REQUEST: From the entries below, extract every line that includes the word "true".

RECORDS SHOWN:
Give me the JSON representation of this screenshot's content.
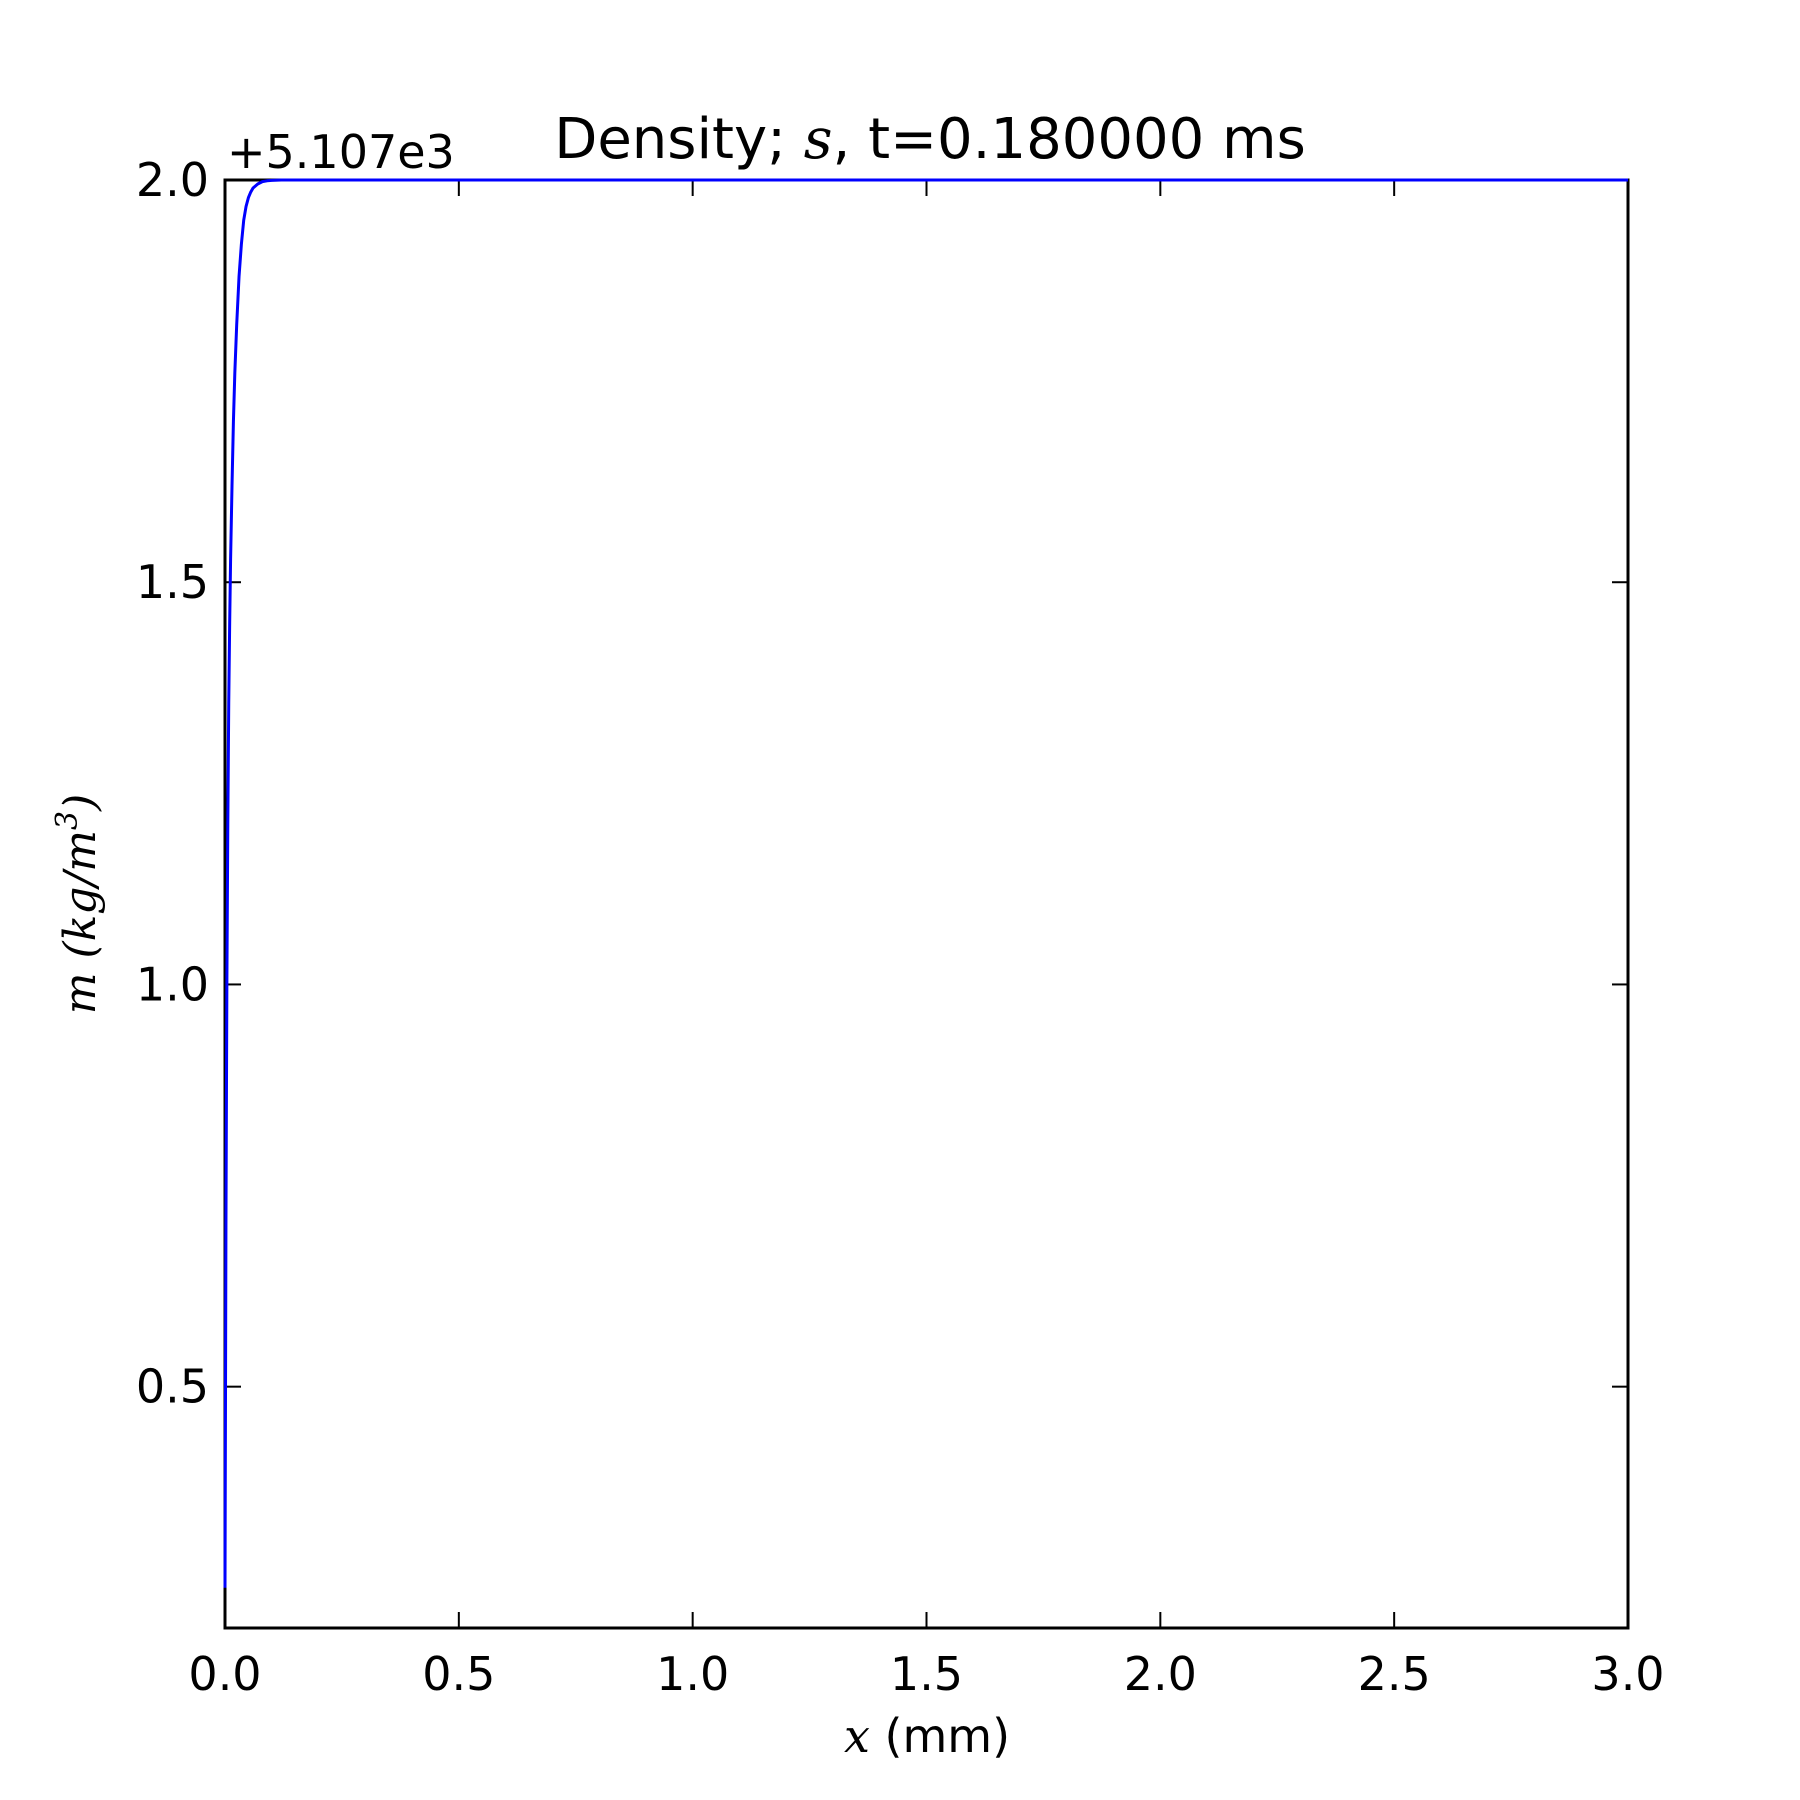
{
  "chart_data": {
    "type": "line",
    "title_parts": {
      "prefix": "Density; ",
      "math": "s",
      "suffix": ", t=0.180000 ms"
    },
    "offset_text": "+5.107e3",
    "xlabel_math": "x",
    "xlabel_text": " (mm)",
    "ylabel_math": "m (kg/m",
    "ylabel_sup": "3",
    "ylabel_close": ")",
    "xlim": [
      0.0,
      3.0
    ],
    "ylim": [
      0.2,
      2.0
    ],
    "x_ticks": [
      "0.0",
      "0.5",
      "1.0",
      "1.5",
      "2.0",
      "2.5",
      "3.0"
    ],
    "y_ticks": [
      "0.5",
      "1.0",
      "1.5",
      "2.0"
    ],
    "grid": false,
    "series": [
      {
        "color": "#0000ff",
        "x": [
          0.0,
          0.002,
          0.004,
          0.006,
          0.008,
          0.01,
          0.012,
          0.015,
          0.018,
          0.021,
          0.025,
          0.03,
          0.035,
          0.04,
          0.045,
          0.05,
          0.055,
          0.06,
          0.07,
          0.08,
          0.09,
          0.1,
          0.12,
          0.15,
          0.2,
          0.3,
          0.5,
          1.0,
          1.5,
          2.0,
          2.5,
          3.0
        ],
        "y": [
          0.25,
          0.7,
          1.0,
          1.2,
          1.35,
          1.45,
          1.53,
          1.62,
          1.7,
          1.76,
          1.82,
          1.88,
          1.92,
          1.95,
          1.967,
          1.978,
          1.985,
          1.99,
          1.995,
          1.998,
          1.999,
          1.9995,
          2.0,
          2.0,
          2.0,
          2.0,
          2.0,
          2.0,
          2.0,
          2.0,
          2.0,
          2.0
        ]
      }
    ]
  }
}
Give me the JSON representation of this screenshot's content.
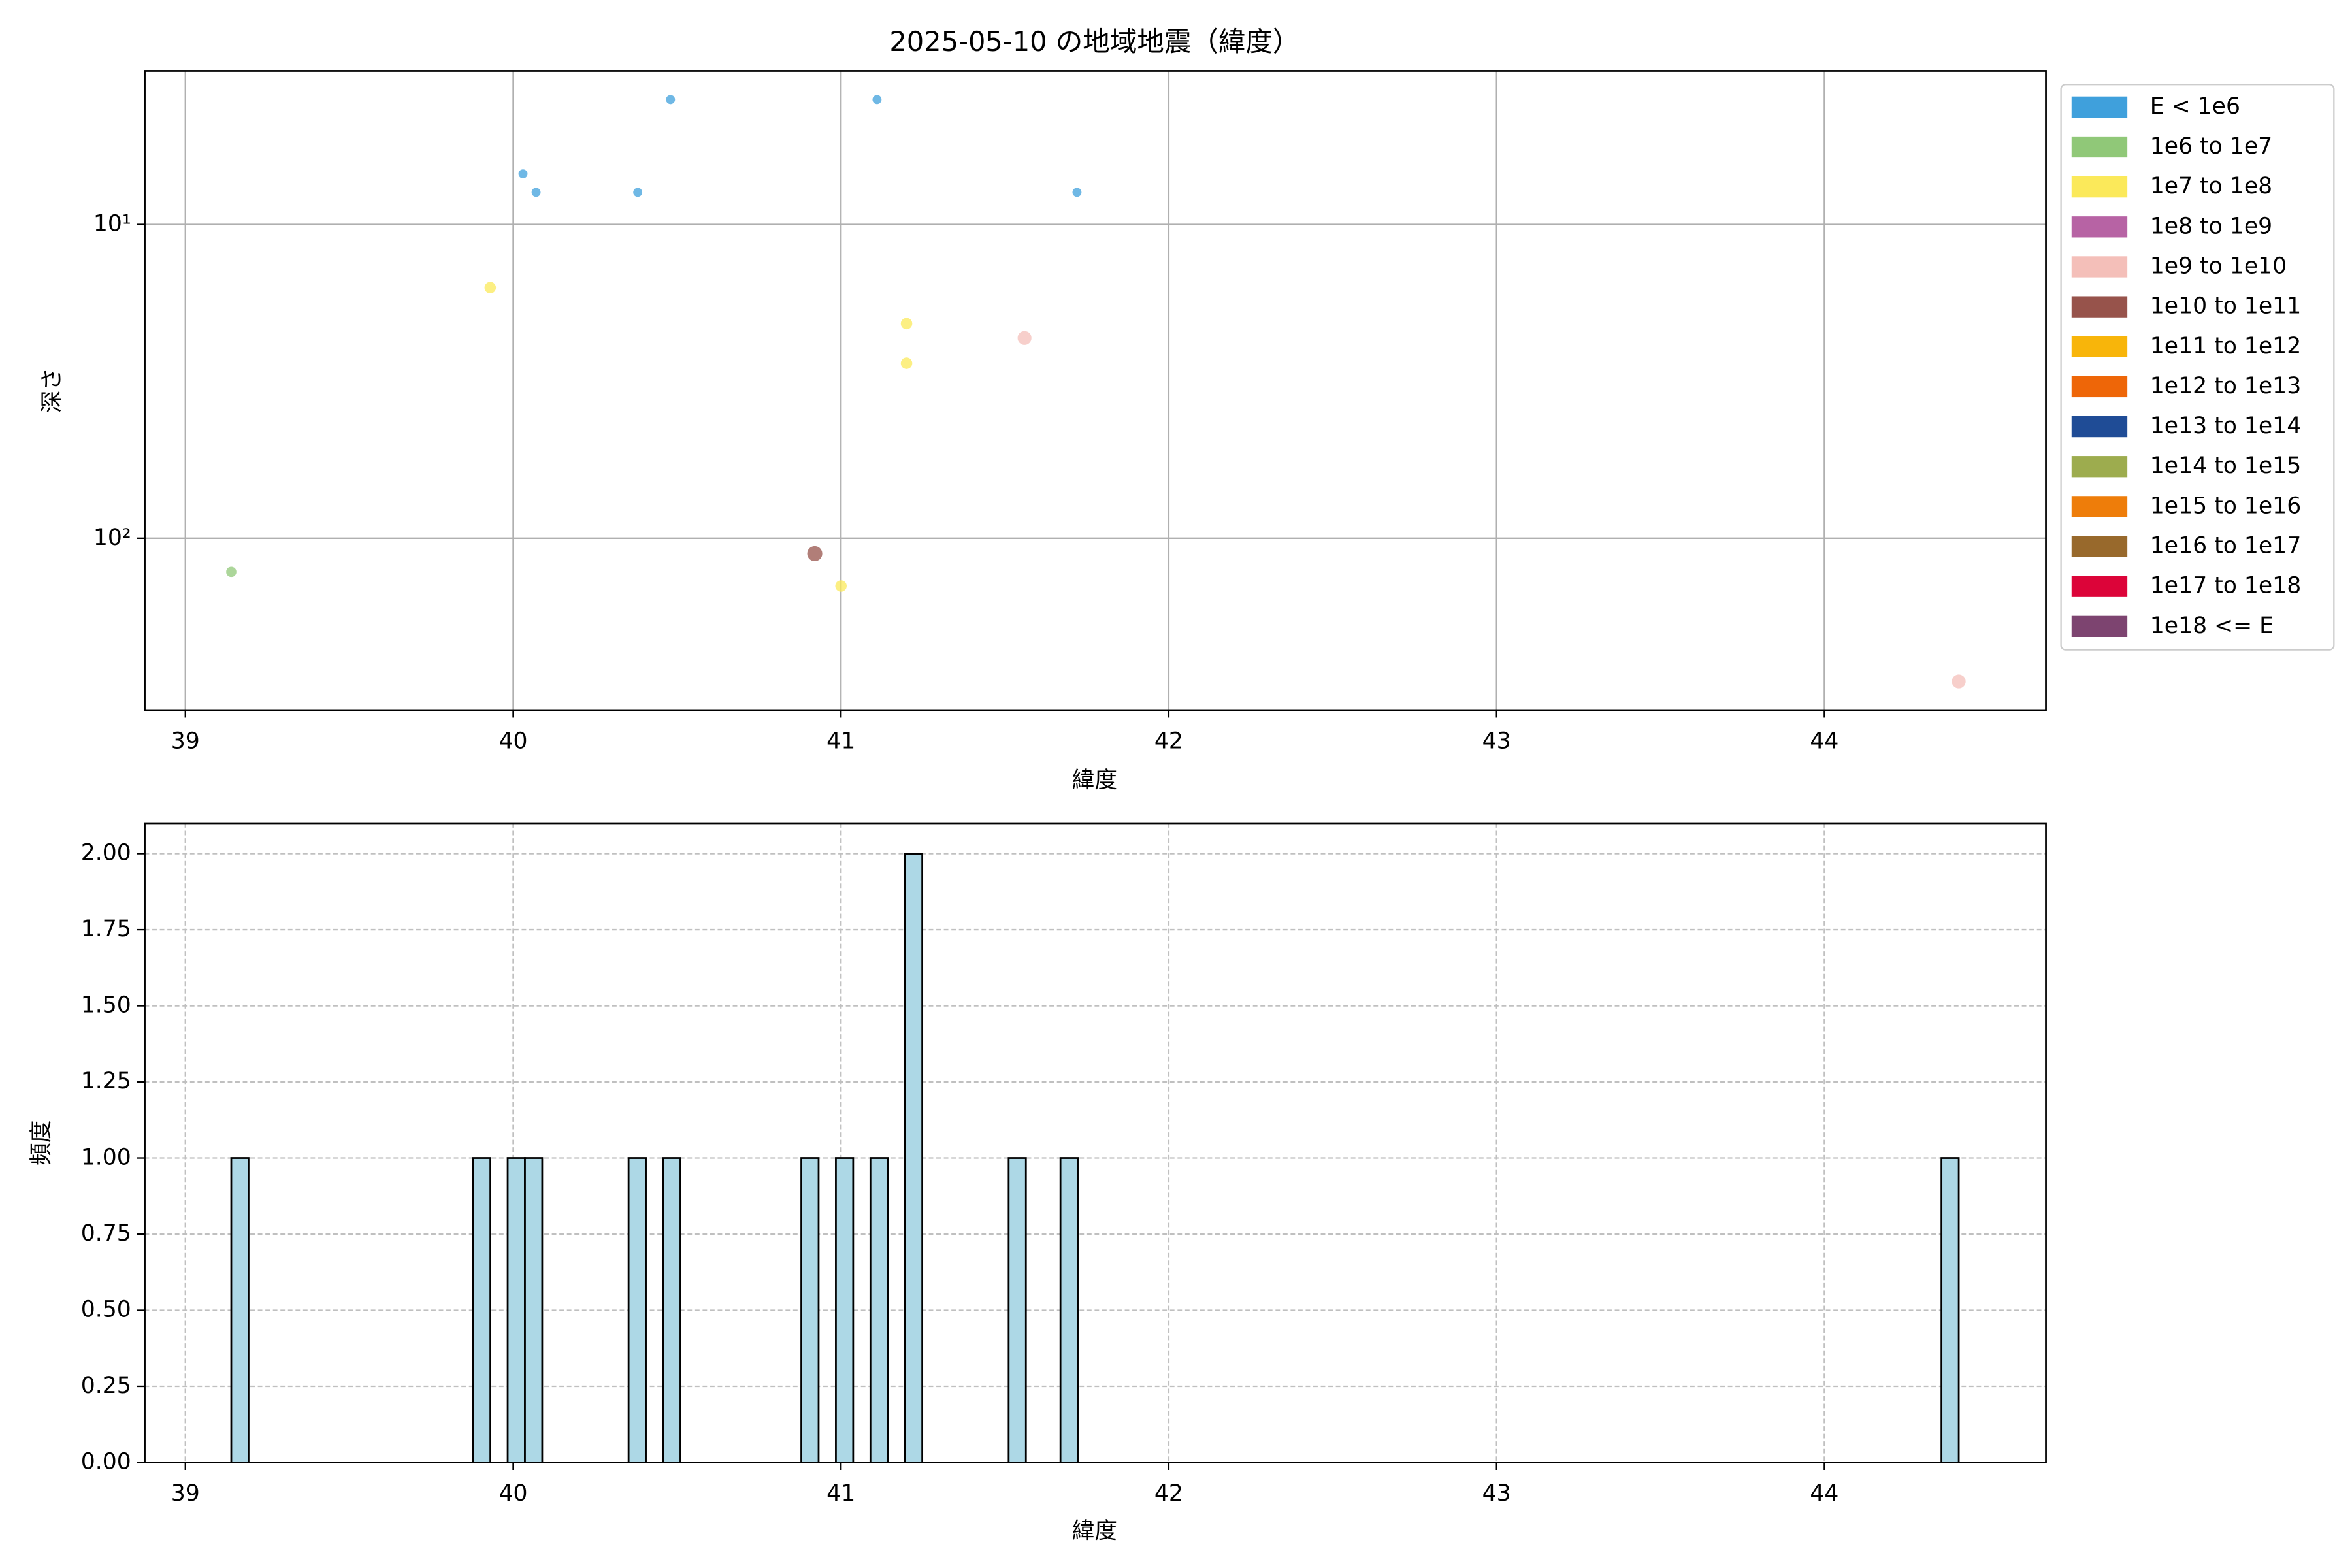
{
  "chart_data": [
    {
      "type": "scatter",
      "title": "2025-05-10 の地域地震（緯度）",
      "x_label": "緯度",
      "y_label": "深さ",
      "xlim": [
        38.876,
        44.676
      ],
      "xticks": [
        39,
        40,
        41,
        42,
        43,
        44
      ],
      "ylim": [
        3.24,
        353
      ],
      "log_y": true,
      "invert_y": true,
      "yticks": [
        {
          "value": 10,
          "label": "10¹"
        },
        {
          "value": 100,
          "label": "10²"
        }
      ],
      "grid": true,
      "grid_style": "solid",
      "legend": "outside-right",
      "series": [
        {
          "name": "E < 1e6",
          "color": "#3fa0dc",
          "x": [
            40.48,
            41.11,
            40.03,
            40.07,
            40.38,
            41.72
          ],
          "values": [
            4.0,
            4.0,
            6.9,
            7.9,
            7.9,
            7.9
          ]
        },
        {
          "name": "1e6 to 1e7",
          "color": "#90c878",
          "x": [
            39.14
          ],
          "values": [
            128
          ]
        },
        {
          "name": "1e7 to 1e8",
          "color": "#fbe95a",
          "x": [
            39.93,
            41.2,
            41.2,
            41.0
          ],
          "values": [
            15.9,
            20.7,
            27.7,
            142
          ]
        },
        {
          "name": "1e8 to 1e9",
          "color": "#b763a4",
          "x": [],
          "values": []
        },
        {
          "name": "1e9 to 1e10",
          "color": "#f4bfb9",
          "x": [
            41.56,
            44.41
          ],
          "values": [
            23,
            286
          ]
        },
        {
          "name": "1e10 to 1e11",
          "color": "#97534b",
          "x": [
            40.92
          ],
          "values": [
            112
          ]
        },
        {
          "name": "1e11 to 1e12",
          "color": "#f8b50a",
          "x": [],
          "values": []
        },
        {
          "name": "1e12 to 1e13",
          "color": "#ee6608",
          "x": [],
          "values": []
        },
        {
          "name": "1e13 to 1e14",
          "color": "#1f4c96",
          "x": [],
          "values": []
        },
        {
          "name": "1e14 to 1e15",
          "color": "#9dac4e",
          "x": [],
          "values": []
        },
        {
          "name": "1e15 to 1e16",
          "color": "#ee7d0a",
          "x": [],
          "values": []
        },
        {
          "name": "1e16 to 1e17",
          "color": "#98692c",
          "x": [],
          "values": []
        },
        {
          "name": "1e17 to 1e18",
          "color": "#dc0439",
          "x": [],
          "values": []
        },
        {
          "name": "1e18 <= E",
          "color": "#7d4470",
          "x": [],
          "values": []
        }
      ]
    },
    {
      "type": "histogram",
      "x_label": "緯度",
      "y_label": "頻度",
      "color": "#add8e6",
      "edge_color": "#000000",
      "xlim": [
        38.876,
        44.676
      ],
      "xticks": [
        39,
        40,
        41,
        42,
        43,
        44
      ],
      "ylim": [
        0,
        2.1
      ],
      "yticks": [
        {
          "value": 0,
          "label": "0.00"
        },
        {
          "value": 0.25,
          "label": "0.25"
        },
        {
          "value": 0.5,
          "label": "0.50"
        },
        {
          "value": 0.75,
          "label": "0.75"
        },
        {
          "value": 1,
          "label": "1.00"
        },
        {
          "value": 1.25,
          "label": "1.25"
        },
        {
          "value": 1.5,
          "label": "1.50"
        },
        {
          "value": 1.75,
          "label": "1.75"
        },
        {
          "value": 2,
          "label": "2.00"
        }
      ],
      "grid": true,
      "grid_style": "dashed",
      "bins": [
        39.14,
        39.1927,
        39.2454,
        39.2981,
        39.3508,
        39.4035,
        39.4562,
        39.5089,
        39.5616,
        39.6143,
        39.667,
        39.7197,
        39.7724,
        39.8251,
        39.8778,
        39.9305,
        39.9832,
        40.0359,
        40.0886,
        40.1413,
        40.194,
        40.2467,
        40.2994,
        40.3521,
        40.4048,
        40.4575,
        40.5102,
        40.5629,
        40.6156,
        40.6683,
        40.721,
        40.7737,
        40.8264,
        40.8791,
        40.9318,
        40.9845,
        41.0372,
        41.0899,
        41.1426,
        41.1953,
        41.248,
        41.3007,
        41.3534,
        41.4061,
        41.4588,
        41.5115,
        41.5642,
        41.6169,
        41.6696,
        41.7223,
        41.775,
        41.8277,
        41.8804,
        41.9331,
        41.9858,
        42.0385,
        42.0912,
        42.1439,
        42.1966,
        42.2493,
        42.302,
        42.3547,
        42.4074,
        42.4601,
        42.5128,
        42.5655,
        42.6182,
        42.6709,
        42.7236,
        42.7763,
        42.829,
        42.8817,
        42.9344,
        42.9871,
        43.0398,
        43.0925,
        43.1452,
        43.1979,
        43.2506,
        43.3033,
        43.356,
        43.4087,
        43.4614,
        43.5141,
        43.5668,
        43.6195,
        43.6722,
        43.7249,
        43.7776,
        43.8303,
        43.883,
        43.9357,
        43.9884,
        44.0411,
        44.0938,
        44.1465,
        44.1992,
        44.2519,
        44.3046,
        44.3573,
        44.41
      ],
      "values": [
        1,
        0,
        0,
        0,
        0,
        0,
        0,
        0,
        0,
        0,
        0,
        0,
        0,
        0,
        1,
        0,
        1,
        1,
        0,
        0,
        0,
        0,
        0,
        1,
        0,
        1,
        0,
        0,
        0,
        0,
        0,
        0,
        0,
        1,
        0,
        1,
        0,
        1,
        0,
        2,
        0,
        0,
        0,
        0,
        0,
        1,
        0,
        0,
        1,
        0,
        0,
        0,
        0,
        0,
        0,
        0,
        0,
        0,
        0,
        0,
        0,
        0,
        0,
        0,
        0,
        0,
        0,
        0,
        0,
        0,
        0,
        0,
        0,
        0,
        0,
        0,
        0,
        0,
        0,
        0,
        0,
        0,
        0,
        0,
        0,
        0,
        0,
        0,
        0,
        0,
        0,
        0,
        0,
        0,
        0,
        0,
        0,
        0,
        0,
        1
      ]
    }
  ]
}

ANSWER:
      "log_y": true,
      "invert_y": true,
      "grid": true,
      "grid": true,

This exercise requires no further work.